▶ _TAREA_: Reproduzca literalmente el pasaje del texto sobre Galicia y Portugal que empieza por "Unidos por la" y continúa hasta "a la familia.".

▶ _FUENTE_:
>>>>
Todo esto resulta de lo más lógico. Basta echar un somero vistazo al mapa de la Península para comprobar que Galicia y Portugal ocupan geográficamente la franja occidental de Iberia, más allá de las rayas que la política ha pintado.

A nadie debiera extrañar, por tanto, que ciertas nostalgias de familia separada lleven a gallegos y portugueses a invadirse mutuamente cada semana y en ocasiones especiales, como la del 25 de abril o la de estas fechas de Navidad.

No hay en ello espíritu alguno de conquista, desde luego; sino de mero interés basado en la atracción que el lacón con grelos, el arroz de marisco, la langosta de A Guarda y el bacallau ao forno ejercen entre los dos pueblos enzarzados en singular contienda gastronómica.

Ni siquiera sorprende que el Gobierno portugués haya dado preferencia al tren de alta velocidad en dirección a Galicia sobre el que podría unir las capitales de los dos Estados ibéricos. Lo primero es lo primero.

Unidos por la lengua que siglos atrás fue común y, mayormente, por los negocios, los galaicos y los portugueses han constituido sin advertirlo una peculiar república transfronteriza para beneficio de las dos partes. De ahí que nadie diese el otro día la voz de alarma al grito “¡Que vienen los lusos!” cuando una feliz marea de amigos colapsó las capacidades de acogida de Vigo. Siempre se recibe bien a la familia.
<<<<
▶ _ÍTEMS FACILITADOS_:
>>>>
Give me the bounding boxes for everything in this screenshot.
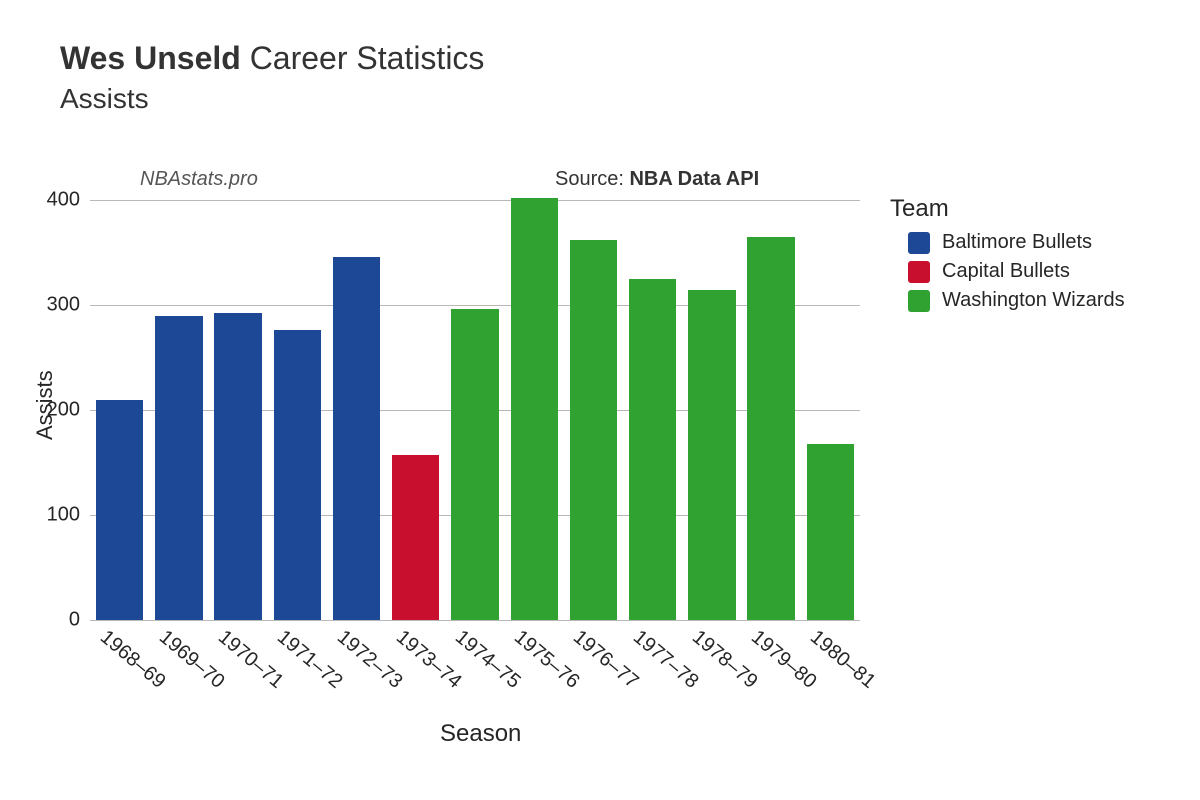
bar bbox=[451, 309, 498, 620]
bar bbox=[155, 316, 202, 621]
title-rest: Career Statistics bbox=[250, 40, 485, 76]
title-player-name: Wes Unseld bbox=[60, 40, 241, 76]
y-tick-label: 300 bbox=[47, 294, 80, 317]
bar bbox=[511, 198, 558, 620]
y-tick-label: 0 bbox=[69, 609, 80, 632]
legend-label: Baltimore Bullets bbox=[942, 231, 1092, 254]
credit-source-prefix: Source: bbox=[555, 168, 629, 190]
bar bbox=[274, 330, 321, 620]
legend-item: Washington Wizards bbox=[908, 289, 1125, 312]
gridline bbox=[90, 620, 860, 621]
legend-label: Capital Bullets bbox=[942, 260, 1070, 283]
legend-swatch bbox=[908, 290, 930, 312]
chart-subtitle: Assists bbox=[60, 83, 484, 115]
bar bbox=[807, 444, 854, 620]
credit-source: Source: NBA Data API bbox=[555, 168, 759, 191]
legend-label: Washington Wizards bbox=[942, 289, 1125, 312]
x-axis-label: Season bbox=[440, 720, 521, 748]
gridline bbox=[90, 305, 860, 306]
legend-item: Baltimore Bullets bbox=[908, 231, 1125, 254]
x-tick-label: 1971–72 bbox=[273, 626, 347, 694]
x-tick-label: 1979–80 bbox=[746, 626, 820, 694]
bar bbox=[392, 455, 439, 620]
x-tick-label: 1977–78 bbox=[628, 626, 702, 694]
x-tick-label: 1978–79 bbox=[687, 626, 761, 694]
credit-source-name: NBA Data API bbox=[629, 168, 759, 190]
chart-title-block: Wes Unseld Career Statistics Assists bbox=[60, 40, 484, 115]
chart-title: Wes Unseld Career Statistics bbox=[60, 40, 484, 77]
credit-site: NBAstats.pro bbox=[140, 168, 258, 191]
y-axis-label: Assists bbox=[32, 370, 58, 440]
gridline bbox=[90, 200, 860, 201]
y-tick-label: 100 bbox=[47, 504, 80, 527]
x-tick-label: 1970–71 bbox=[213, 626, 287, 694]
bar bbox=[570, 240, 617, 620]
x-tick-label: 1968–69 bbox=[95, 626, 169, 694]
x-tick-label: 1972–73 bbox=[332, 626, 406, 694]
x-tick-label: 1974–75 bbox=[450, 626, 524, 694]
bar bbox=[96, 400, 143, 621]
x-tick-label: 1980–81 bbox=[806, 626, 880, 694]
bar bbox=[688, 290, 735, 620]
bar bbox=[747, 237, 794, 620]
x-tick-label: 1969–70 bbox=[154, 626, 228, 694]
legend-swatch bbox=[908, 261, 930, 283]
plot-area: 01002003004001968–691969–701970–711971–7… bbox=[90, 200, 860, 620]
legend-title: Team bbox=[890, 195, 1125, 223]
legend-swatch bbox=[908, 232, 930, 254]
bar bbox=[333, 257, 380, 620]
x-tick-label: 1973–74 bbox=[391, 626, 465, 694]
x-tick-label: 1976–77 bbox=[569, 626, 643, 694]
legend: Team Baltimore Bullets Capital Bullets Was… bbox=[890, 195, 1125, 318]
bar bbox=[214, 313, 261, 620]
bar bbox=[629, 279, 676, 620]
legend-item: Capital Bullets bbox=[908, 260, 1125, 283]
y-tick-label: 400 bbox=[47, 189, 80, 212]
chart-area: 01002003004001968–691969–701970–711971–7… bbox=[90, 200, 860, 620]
<<<<
>>>>
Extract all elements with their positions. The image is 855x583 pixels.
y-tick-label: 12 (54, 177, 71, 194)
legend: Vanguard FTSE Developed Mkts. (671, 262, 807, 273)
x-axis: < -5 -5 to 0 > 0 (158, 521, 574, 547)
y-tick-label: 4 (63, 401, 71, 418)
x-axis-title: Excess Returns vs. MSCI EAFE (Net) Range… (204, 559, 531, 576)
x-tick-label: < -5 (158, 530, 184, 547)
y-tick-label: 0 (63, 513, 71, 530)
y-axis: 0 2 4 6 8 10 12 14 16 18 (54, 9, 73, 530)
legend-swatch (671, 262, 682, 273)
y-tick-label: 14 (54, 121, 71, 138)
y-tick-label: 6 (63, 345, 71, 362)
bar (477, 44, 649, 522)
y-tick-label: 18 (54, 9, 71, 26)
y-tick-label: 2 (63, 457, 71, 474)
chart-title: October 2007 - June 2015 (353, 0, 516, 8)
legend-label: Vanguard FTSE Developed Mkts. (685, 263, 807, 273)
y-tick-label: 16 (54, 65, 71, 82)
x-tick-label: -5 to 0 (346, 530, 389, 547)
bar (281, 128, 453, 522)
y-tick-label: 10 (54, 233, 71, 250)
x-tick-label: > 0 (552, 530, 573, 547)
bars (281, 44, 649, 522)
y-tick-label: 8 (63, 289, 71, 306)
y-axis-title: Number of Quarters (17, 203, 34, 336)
<<<<
>>>>
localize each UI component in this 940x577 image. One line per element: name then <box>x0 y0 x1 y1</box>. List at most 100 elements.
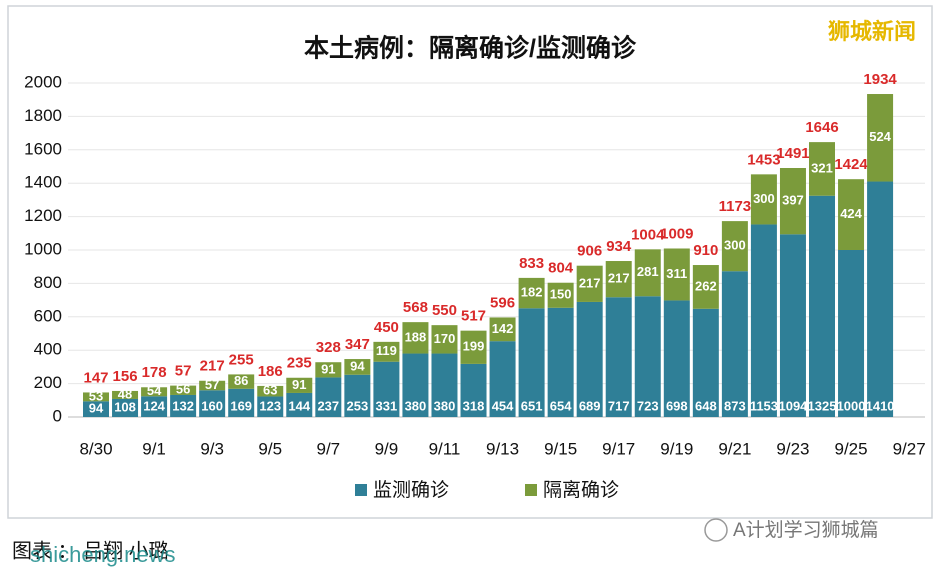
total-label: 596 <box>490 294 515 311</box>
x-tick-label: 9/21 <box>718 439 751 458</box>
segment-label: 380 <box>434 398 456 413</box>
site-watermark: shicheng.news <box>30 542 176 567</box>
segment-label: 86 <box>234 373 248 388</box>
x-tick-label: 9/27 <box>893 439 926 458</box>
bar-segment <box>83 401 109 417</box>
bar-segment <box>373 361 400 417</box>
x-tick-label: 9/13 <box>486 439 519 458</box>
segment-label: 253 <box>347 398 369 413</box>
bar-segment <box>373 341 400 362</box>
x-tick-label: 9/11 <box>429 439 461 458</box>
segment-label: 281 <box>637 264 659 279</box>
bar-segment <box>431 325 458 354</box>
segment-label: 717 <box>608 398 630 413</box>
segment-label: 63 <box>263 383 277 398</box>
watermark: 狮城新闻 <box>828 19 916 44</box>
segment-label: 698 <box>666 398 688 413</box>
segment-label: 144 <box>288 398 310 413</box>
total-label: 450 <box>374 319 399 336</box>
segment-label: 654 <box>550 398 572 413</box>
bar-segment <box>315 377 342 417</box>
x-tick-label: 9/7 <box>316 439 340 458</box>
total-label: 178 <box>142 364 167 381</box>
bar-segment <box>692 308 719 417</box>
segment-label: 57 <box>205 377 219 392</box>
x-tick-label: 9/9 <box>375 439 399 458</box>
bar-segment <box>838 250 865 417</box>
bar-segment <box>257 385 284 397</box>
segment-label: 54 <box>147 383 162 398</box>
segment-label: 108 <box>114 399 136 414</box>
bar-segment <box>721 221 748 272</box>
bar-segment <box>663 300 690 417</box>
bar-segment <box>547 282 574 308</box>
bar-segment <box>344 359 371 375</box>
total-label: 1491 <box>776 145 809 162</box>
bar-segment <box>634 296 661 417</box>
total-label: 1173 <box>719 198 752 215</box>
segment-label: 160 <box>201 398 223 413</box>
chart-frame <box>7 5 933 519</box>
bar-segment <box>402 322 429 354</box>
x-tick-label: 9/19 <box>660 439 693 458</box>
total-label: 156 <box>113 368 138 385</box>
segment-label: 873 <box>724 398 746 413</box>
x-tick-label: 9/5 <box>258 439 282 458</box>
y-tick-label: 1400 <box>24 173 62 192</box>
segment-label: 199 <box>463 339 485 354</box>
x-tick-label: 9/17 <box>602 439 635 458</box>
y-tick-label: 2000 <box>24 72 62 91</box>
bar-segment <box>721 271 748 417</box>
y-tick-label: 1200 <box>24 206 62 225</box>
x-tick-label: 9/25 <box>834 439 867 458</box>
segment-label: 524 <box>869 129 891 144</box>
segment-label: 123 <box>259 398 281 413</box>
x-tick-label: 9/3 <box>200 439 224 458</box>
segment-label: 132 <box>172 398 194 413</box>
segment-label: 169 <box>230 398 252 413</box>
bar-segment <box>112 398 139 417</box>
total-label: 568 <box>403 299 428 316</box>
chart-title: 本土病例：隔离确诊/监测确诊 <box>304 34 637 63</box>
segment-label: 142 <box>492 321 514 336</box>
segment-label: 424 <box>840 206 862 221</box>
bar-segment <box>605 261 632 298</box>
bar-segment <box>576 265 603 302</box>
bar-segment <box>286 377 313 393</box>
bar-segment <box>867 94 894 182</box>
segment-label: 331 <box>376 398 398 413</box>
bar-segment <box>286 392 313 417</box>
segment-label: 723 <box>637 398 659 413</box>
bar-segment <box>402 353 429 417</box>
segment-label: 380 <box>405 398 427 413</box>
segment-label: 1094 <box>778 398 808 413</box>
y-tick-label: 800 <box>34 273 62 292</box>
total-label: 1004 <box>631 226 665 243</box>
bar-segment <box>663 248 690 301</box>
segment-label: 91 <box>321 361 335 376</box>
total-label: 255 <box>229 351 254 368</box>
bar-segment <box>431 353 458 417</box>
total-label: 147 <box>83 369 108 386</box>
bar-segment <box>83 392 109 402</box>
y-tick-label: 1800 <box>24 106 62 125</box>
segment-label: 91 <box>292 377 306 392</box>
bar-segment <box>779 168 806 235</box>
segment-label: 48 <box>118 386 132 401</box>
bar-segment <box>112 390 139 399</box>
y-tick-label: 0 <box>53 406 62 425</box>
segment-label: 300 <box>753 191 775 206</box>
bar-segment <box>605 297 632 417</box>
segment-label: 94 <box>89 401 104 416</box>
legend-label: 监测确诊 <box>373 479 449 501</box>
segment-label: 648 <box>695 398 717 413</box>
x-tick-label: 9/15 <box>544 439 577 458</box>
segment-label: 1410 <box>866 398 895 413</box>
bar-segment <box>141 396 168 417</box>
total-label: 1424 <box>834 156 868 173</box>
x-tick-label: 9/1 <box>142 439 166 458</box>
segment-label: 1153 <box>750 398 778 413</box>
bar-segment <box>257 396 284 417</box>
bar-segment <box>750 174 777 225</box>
<<<<
▶ _RESULTADO OBTENIDO_:
Unidos por la lengua que siglos atrás fue común y, mayormente, por los negocios, los galaicos y los portugueses han constituido sin advertirlo una peculiar república transfronteriza para beneficio de las dos partes. De ahí que nadie diese el otro día la voz de alarma al grito “¡Que vienen los lusos!” cuando una feliz marea de amigos colapsó las capacidades de acogida de Vigo. Siempre se recibe bien a la familia.